◆ Data provided ◆
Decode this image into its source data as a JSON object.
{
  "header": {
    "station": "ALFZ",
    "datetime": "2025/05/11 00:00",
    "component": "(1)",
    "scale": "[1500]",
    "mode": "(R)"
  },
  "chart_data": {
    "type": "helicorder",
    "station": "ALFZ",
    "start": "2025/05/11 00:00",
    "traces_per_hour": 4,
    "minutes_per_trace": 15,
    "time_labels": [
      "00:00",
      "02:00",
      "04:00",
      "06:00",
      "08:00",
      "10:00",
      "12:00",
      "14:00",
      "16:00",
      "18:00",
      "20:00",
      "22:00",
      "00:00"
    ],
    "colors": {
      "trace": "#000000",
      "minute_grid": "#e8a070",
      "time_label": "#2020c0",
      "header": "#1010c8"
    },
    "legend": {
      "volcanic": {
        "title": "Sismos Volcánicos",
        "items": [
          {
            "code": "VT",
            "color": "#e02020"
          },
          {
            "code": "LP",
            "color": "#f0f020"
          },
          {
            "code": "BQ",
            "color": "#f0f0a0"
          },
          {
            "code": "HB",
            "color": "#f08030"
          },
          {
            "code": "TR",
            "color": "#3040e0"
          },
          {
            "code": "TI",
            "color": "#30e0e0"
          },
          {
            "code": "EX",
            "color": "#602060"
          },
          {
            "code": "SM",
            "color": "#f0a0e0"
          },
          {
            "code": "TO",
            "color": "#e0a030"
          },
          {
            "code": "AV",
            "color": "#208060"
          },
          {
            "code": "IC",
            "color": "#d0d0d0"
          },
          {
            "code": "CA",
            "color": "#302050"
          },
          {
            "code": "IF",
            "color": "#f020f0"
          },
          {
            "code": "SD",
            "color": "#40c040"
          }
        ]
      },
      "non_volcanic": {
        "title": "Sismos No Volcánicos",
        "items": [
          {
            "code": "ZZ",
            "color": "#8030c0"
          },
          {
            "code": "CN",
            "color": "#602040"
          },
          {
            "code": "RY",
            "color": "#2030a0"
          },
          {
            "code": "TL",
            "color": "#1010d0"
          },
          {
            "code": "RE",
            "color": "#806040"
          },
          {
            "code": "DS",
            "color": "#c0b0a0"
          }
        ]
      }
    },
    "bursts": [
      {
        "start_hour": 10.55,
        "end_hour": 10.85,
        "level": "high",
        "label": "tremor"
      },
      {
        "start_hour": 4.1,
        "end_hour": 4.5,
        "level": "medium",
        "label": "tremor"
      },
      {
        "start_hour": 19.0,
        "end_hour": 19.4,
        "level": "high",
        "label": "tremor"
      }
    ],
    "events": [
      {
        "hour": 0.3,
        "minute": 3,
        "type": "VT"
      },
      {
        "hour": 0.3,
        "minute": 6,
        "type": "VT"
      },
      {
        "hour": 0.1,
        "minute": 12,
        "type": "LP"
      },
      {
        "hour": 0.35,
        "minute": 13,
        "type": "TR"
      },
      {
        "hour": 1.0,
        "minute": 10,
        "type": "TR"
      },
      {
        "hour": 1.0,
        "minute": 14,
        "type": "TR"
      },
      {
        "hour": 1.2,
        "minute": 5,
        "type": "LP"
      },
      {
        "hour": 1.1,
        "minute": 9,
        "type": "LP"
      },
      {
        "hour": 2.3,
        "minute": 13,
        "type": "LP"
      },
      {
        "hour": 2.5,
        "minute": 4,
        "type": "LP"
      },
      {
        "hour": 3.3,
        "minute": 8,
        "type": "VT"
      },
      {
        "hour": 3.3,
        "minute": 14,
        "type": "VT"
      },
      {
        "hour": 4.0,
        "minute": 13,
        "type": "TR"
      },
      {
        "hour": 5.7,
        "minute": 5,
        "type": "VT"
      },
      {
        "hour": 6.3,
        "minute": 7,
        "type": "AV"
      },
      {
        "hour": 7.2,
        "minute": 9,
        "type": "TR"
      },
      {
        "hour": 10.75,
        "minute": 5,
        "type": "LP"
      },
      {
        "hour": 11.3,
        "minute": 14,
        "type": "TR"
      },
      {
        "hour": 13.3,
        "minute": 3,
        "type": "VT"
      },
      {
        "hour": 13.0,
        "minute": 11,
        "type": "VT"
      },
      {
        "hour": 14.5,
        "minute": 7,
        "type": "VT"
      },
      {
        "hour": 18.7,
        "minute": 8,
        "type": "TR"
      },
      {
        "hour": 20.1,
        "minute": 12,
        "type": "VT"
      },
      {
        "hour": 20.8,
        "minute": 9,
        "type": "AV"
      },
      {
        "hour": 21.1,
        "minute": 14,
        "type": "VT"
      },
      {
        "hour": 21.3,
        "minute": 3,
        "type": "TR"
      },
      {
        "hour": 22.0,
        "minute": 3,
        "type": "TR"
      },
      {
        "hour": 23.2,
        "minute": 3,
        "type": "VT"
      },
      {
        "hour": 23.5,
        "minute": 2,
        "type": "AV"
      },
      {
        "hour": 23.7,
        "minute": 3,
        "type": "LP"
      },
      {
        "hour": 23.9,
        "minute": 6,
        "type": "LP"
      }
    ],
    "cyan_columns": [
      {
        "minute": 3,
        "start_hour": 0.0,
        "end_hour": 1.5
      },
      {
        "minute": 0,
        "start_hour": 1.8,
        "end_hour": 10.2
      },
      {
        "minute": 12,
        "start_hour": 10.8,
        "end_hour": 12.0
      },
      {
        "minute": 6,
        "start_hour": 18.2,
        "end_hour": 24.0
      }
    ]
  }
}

◆ Direction ◆
Each line of the material should be echoed exactly.

◆ Written solution ◆
Decode this image into its source data as a JSON object.
{
  "header": {
    "station": "ALFZ",
    "datetime": "2025/05/11 00:00",
    "component": "(1)",
    "scale": "[1500]",
    "mode": "(R)"
  },
  "chart_data": {
    "type": "helicorder",
    "station": "ALFZ",
    "start": "2025/05/11 00:00",
    "traces_per_hour": 4,
    "minutes_per_trace": 15,
    "time_labels": [
      "00:00",
      "02:00",
      "04:00",
      "06:00",
      "08:00",
      "10:00",
      "12:00",
      "14:00",
      "16:00",
      "18:00",
      "20:00",
      "22:00",
      "00:00"
    ],
    "colors": {
      "trace": "#000000",
      "minute_grid": "#e8a070",
      "time_label": "#2020c0",
      "header": "#1010c8"
    },
    "legend": {
      "volcanic": {
        "title": "Sismos Volcánicos",
        "items": [
          {
            "code": "VT",
            "color": "#e02020"
          },
          {
            "code": "LP",
            "color": "#f0f020"
          },
          {
            "code": "BQ",
            "color": "#f0f0a0"
          },
          {
            "code": "HB",
            "color": "#f08030"
          },
          {
            "code": "TR",
            "color": "#3040e0"
          },
          {
            "code": "TI",
            "color": "#30e0e0"
          },
          {
            "code": "EX",
            "color": "#602060"
          },
          {
            "code": "SM",
            "color": "#f0a0e0"
          },
          {
            "code": "TO",
            "color": "#e0a030"
          },
          {
            "code": "AV",
            "color": "#208060"
          },
          {
            "code": "IC",
            "color": "#d0d0d0"
          },
          {
            "code": "CA",
            "color": "#302050"
          },
          {
            "code": "IF",
            "color": "#f020f0"
          },
          {
            "code": "SD",
            "color": "#40c040"
          }
        ]
      },
      "non_volcanic": {
        "title": "Sismos No Volcánicos",
        "items": [
          {
            "code": "ZZ",
            "color": "#8030c0"
          },
          {
            "code": "CN",
            "color": "#602040"
          },
          {
            "code": "RY",
            "color": "#2030a0"
          },
          {
            "code": "TL",
            "color": "#1010d0"
          },
          {
            "code": "RE",
            "color": "#806040"
          },
          {
            "code": "DS",
            "color": "#c0b0a0"
          }
        ]
      }
    },
    "bursts": [
      {
        "start_hour": 10.55,
        "end_hour": 10.85,
        "level": "high",
        "label": "tremor"
      },
      {
        "start_hour": 4.1,
        "end_hour": 4.5,
        "level": "medium",
        "label": "tremor"
      },
      {
        "start_hour": 19.0,
        "end_hour": 19.4,
        "level": "high",
        "label": "tremor"
      }
    ],
    "events": [
      {
        "hour": 0.3,
        "minute": 3,
        "type": "VT"
      },
      {
        "hour": 0.3,
        "minute": 6,
        "type": "VT"
      },
      {
        "hour": 0.1,
        "minute": 12,
        "type": "LP"
      },
      {
        "hour": 0.35,
        "minute": 13,
        "type": "TR"
      },
      {
        "hour": 1.0,
        "minute": 10,
        "type": "TR"
      },
      {
        "hour": 1.0,
        "minute": 14,
        "type": "TR"
      },
      {
        "hour": 1.2,
        "minute": 5,
        "type": "LP"
      },
      {
        "hour": 1.1,
        "minute": 9,
        "type": "LP"
      },
      {
        "hour": 2.3,
        "minute": 13,
        "type": "LP"
      },
      {
        "hour": 2.5,
        "minute": 4,
        "type": "LP"
      },
      {
        "hour": 3.3,
        "minute": 8,
        "type": "VT"
      },
      {
        "hour": 3.3,
        "minute": 14,
        "type": "VT"
      },
      {
        "hour": 4.0,
        "minute": 13,
        "type": "TR"
      },
      {
        "hour": 5.7,
        "minute": 5,
        "type": "VT"
      },
      {
        "hour": 6.3,
        "minute": 7,
        "type": "AV"
      },
      {
        "hour": 7.2,
        "minute": 9,
        "type": "TR"
      },
      {
        "hour": 10.75,
        "minute": 5,
        "type": "LP"
      },
      {
        "hour": 11.3,
        "minute": 14,
        "type": "TR"
      },
      {
        "hour": 13.3,
        "minute": 3,
        "type": "VT"
      },
      {
        "hour": 13.0,
        "minute": 11,
        "type": "VT"
      },
      {
        "hour": 14.5,
        "minute": 7,
        "type": "VT"
      },
      {
        "hour": 18.7,
        "minute": 8,
        "type": "TR"
      },
      {
        "hour": 20.1,
        "minute": 12,
        "type": "VT"
      },
      {
        "hour": 20.8,
        "minute": 9,
        "type": "AV"
      },
      {
        "hour": 21.1,
        "minute": 14,
        "type": "VT"
      },
      {
        "hour": 21.3,
        "minute": 3,
        "type": "TR"
      },
      {
        "hour": 22.0,
        "minute": 3,
        "type": "TR"
      },
      {
        "hour": 23.2,
        "minute": 3,
        "type": "VT"
      },
      {
        "hour": 23.5,
        "minute": 2,
        "type": "AV"
      },
      {
        "hour": 23.7,
        "minute": 3,
        "type": "LP"
      },
      {
        "hour": 23.9,
        "minute": 6,
        "type": "LP"
      }
    ],
    "cyan_columns": [
      {
        "minute": 3,
        "start_hour": 0.0,
        "end_hour": 1.5
      },
      {
        "minute": 0,
        "start_hour": 1.8,
        "end_hour": 10.2
      },
      {
        "minute": 12,
        "start_hour": 10.8,
        "end_hour": 12.0
      },
      {
        "minute": 6,
        "start_hour": 18.2,
        "end_hour": 24.0
      }
    ]
  }
}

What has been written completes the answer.